#### [THE DATA]
########################################

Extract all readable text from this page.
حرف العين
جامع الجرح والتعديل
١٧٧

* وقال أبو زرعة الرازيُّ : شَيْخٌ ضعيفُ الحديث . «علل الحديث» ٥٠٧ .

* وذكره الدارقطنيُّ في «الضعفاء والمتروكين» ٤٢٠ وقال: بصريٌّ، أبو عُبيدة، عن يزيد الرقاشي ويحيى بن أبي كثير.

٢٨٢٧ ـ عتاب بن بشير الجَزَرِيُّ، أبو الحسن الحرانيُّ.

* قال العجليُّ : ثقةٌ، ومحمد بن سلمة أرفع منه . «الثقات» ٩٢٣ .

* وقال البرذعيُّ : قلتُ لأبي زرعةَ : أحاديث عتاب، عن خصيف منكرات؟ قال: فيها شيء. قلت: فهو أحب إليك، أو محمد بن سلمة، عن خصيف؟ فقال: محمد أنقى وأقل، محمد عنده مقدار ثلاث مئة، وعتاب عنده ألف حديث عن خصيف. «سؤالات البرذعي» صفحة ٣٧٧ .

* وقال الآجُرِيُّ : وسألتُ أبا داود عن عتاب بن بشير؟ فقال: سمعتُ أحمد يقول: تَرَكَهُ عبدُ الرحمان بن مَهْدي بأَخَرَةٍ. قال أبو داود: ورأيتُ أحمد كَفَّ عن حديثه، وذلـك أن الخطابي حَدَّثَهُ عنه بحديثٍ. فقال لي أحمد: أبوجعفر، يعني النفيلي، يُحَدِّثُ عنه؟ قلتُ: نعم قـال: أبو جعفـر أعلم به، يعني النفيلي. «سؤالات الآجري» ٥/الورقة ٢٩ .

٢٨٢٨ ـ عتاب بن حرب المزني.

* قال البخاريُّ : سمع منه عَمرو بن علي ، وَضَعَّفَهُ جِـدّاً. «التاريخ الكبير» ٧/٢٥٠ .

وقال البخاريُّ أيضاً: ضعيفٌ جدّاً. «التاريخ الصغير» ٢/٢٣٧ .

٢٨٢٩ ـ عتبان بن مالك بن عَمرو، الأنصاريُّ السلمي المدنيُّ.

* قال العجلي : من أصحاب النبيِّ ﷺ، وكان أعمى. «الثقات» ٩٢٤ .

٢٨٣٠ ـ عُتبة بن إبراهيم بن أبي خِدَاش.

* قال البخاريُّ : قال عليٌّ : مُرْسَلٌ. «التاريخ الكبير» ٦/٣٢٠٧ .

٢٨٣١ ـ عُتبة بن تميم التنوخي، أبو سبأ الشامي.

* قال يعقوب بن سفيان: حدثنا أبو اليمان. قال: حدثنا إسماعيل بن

########################################

#### [YOUR OBJECTIVE]
Go through the records above and retype each one exactly.

#### [SOLUTION]
Extract all readable text from this page.
حرف العين
جامع الجرح والتعديل
١٧٧

* وقال أبو زرعة الرازيُّ : شَيْخٌ ضعيفُ الحديث . «علل الحديث» ٥٠٧ .

* وذكره الدارقطنيُّ في «الضعفاء والمتروكين» ٤٢٠ وقال: بصريٌّ، أبو عُبيدة، عن يزيد الرقاشي ويحيى بن أبي كثير.

٢٨٢٧ ـ عتاب بن بشير الجَزَرِيُّ، أبو الحسن الحرانيُّ.

* قال العجليُّ : ثقةٌ، ومحمد بن سلمة أرفع منه . «الثقات» ٩٢٣ .

* وقال البرذعيُّ : قلتُ لأبي زرعةَ : أحاديث عتاب، عن خصيف منكرات؟ قال: فيها شيء. قلت: فهو أحب إليك، أو محمد بن سلمة، عن خصيف؟ فقال: محمد أنقى وأقل، محمد عنده مقدار ثلاث مئة، وعتاب عنده ألف حديث عن خصيف. «سؤالات البرذعي» صفحة ٣٧٧ .

* وقال الآجُرِيُّ : وسألتُ أبا داود عن عتاب بن بشير؟ فقال: سمعتُ أحمد يقول: تَرَكَهُ عبدُ الرحمان بن مَهْدي بأَخَرَةٍ. قال أبو داود: ورأيتُ أحمد كَفَّ عن حديثه، وذلـك أن الخطابي حَدَّثَهُ عنه بحديثٍ. فقال لي أحمد: أبوجعفر، يعني النفيلي، يُحَدِّثُ عنه؟ قلتُ: نعم قـال: أبو جعفـر أعلم به، يعني النفيلي. «سؤالات الآجري» ٥/الورقة ٢٩ .

٢٨٢٨ ـ عتاب بن حرب المزني.

* قال البخاريُّ : سمع منه عَمرو بن علي ، وَضَعَّفَهُ جِـدّاً. «التاريخ الكبير» ٧/٢٥٠ .

وقال البخاريُّ أيضاً: ضعيفٌ جدّاً. «التاريخ الصغير» ٢/٢٣٧ .

٢٨٢٩ ـ عتبان بن مالك بن عَمرو، الأنصاريُّ السلمي المدنيُّ.

* قال العجلي : من أصحاب النبيِّ ﷺ، وكان أعمى. «الثقات» ٩٢٤ .

٢٨٣٠ ـ عُتبة بن إبراهيم بن أبي خِدَاش.

* قال البخاريُّ : قال عليٌّ : مُرْسَلٌ. «التاريخ الكبير» ٦/٣٢٠٧ .

٢٨٣١ ـ عُتبة بن تميم التنوخي، أبو سبأ الشامي.

* قال يعقوب بن سفيان: حدثنا أبو اليمان. قال: حدثنا إسماعيل بن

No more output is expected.